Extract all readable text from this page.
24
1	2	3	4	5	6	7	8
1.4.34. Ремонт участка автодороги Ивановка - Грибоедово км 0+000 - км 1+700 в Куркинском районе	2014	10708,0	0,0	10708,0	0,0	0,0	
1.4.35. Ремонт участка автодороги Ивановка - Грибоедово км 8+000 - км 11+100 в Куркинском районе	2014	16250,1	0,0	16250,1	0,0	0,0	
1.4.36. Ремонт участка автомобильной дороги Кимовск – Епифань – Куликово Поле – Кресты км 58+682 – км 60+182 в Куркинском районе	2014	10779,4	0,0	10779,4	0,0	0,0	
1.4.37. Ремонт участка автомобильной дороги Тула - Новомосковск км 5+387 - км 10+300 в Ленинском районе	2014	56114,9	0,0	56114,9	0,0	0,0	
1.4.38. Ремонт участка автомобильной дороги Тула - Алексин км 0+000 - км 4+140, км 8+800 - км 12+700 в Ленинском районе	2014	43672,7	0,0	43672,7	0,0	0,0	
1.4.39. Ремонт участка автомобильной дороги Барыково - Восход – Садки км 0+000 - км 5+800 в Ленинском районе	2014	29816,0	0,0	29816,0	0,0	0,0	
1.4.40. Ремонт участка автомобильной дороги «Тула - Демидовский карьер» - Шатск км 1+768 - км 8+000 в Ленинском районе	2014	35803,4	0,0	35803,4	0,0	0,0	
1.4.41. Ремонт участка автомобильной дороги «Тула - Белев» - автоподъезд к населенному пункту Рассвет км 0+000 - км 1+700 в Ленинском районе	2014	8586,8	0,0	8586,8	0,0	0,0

→ Goal
Return the lines above exactly, keeping every word.

→ Response below
Extract all readable text from this page.
24
1	2	3	4	5	6	7	8
1.4.34. Ремонт участка автодороги Ивановка - Грибоедово км 0+000 - км 1+700 в Куркинском районе	2014	10708,0	0,0	10708,0	0,0	0,0	
1.4.35. Ремонт участка автодороги Ивановка - Грибоедово км 8+000 - км 11+100 в Куркинском районе	2014	16250,1	0,0	16250,1	0,0	0,0	
1.4.36. Ремонт участка автомобильной дороги Кимовск – Епифань – Куликово Поле – Кресты км 58+682 – км 60+182 в Куркинском районе	2014	10779,4	0,0	10779,4	0,0	0,0	
1.4.37. Ремонт участка автомобильной дороги Тула - Новомосковск км 5+387 - км 10+300 в Ленинском районе	2014	56114,9	0,0	56114,9	0,0	0,0	
1.4.38. Ремонт участка автомобильной дороги Тула - Алексин км 0+000 - км 4+140, км 8+800 - км 12+700 в Ленинском районе	2014	43672,7	0,0	43672,7	0,0	0,0	
1.4.39. Ремонт участка автомобильной дороги Барыково - Восход – Садки км 0+000 - км 5+800 в Ленинском районе	2014	29816,0	0,0	29816,0	0,0	0,0	
1.4.40. Ремонт участка автомобильной дороги «Тула - Демидовский карьер» - Шатск км 1+768 - км 8+000 в Ленинском районе	2014	35803,4	0,0	35803,4	0,0	0,0	
1.4.41. Ремонт участка автомобильной дороги «Тула - Белев» - автоподъезд к населенному пункту Рассвет км 0+000 - км 1+700 в Ленинском районе	2014	8586,8	0,0	8586,8	0,0	0,0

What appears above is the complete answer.